**Action item:**
Copy word for word the section of the rail transit discussion starting at "I don't know" and ending at "a desirable thing?".

**Selected extract:**
What drives me crazy about this stuff is the number of willfully uninformed amateur transit experts these issues spawn.

The density objection is both factually wrong and short-sighted.

Terrence Berres said...

I will at least agree with Brew Cityzen that current transit advocates treat the history of rail transit as irrelevant. For example,

"Dedicated lanes, rails, and streetcar wires ... imply permanence..."

Maybe in the sense that buses still run on streets with paved-over streetcar track, e.g., Wisconsin Avenue.

Anonymous said...

Sean S.

The roads are already paid for by gas tax and license registration. In fact the transportation fund has been used to support the general fund to the tune of over a billion dollars over the last few biennium.

AnotherTosaVoter said...


There is a valid argument that the reason cities like Milwaukee don't have the density to support rail is because we citizens generally haven't even been given the choice to live in higher-density, transit oriented development.

A lot of anti-rail types make the claim that pro-rail types want to "force" people to use transit. Well, couldn't it be reasonably stated that for the most part people have been forced to rely on the automobile?

Display Name said...

Careful there, AnotherTosaVoter. Are you trying to switch on lightbulbs over other people's heads? You're saying that government decisions about zoning and growth have unintended consequences, and that there might be non-obvious societal costs associated with relatively unbridled growth? That all those roads and sewers might need repair some day, and that the gas tax won't cover it?

Dave Reid said...

Sean S.
I think if you investigate further, that the gas tax and registration fees have never fully funded roads. Add in the variety of subsidize for the auto, and oil industry, not to mention the money tossed at providing parking (TIFs often enough) and it is clear roads and the automobile are not nearly fully funded by gas taxes and/or registration fees.

Brian said...

Keynesians/monetarists often accuse hard money advocates of having a "gold fetish."

Is it fair to say that the people who currently obsess over a century old mode of transportation that their government forefathers threw out have a fetish for antiquated public transportation?

What might be most delicious is the fact that government policy which drove up energy costs over the past half century plus were probably also responsible for making electrical-energy wasting systems obsolete.

Anonymous said...

Dave Reid,

That gas taxes and registration fees do not fully fund roads is my point. And if they and gas-taxes did, then the true cost of highway systems would become clear to everyone. The cost of a mass-transit system might become more acceptable.



Our elders may have abandoned urban rail systems, but that decision may not have been wise.

You report the factoid of government policies driving up energy costs leading to the demise of urban rail; if you find that factoid “delicious” then what are we to make of the fact that urban rail systems (and railroads in general) are MORE energy efficient than automobiles and trucks?

sean s.

Anonymous said...

I don't know enough about light rail to advocate either, but reading this does make me want to ask a question:

Is higher population density a desirable thing?

Anonymous said...

Milwaukee is the eighth most densely populated metro area in the U.S., according to the U.S. Census Bureau. That isn't dense enough for you?

**Data listing:**

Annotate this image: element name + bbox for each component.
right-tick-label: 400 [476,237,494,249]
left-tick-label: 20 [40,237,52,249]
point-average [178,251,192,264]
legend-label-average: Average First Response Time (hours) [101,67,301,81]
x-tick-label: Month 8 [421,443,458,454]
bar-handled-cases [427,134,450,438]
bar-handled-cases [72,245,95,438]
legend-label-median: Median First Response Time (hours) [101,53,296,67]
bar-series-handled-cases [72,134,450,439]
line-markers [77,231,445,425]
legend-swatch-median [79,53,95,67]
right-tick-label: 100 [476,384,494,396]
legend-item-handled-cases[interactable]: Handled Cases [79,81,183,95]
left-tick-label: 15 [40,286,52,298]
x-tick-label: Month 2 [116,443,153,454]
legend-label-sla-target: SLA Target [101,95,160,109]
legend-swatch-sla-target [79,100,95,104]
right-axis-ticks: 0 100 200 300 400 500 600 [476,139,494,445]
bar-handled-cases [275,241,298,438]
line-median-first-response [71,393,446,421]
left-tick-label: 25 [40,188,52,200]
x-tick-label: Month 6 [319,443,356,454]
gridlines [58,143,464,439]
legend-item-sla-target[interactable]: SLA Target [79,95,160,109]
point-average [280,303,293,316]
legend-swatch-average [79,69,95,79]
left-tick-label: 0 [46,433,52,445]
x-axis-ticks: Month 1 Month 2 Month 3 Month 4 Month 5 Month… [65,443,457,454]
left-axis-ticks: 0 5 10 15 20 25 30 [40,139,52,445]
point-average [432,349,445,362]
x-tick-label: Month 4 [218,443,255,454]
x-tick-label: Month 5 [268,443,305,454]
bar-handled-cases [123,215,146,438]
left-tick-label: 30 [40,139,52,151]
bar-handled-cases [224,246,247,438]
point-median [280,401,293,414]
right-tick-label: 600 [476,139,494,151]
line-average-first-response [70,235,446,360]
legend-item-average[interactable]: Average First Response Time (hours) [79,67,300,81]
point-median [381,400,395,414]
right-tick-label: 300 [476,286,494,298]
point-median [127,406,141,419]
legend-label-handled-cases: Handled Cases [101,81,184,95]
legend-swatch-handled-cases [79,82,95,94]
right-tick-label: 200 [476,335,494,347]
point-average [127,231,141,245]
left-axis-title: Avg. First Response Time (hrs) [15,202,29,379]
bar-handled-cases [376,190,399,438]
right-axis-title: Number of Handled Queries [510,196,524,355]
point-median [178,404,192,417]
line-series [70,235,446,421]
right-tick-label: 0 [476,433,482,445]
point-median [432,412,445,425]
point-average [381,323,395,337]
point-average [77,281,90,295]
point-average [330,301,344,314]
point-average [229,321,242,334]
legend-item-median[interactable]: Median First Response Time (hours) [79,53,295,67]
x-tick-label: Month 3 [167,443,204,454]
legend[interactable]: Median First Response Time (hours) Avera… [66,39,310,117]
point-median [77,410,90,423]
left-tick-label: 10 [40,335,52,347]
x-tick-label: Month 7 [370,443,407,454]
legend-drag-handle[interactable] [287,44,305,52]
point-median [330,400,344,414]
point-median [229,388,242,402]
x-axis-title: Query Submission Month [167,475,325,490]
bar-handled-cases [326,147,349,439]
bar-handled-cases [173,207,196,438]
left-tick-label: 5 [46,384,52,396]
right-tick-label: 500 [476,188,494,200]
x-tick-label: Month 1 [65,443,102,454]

**Completed task:**
I don't know enough about light rail to advocate either, but reading this does make me want to ask a question:

Is higher population density a desirable thing?